Tasks:
• A. According to the Robert W. Floyd entry, in what year did Floyd receive the Turing Award?
• B. Extend the Robert W. Floyd entry past its final line.

Text provided:
===

- Floyd c. 1970s
- Born: Robert Willoughby Floyd June 8, 1936 New York City, New York, U.S.
- Died: September 25, 2001 (aged 65) Stanford, California, U.S.
- Education: University of Chicago (BA, BS)
- Known for: Floyd–Warshall algorithm Floyd–Steinberg dithering Floyd's cycle-finding algorithm Floyd's triangle ALGOL
- Spouse(s): Jana M. Mason; Christiane Floyd (née Riedl)
- Children: 4
- Awards: Turing Award (1978) Computer Pioneer Award (1991)
- Scientific career
- Fields: Computer science
- Workplaces: Illinois Institute of Technology Carnegie Mellon University Stanford University
- Doctoral students: Jay Earley; Zohar Manna; David Plaisted; Ron Rivest; Robert Tarjan;

= Robert W. Floyd =

American computer scientist (1936–2001)

===

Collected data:
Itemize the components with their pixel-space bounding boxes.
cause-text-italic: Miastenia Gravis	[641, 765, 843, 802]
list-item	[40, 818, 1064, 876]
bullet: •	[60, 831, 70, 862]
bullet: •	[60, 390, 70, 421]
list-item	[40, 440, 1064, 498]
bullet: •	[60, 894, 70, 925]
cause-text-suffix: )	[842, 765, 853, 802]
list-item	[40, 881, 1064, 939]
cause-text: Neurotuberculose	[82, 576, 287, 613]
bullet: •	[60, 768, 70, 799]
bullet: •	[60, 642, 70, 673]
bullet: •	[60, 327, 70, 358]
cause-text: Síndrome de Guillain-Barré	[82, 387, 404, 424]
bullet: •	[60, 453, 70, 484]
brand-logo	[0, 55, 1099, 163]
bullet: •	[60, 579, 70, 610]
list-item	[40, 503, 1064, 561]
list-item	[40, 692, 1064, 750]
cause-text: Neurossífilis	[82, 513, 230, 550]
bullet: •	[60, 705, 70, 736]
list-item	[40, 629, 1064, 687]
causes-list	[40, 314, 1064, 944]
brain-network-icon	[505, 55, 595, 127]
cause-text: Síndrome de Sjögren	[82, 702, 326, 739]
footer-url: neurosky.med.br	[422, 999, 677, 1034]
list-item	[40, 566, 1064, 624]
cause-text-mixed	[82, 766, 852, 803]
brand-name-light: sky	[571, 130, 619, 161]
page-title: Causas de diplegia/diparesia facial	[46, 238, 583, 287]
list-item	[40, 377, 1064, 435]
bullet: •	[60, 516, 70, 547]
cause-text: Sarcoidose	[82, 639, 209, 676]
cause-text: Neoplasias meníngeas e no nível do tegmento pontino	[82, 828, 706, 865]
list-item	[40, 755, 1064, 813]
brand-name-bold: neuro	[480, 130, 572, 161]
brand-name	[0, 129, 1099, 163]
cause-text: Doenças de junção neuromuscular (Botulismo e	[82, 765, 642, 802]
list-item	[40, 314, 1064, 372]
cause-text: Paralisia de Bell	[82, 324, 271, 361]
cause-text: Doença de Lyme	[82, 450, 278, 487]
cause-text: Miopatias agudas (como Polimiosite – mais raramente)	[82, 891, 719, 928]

===

Answers by task:
• A. 1978

• B.
Robert W. Floyd (born Robert Willoughby Floyd; June 8, 1936 – September 25, 2001) was an American computer scientist. His contributions include the design of the Floyd–Warshall algorithm (independently of Stephen Warshall), which efficiently finds all shortest paths in a graph and his work on parsing; Floyd's cycle-finding algorithm for detecting cycles in a sequence was attributed to him as well. In one isolated paper he introduced the important concept of error diffusion for rendering images, also called Floyd–Steinberg dithering (though he distinguished dithering from diffusion). He pioneered in the field of program verification using logical assertions with the 1967 paper Assigning Meanings to Programs. This was a contribution to what later became Hoare logic. Floyd received the Turing Award in 1978.

== Life ==
Born in New York City, Floyd finished high school at age 14. At the University of Chicago, he received a Bachelor of Arts (B.A.) in liberal arts in 1953 (when still only 17) and a second bachelor's degree in physics in 1958. Floyd was a college roommate of Carl Sagan.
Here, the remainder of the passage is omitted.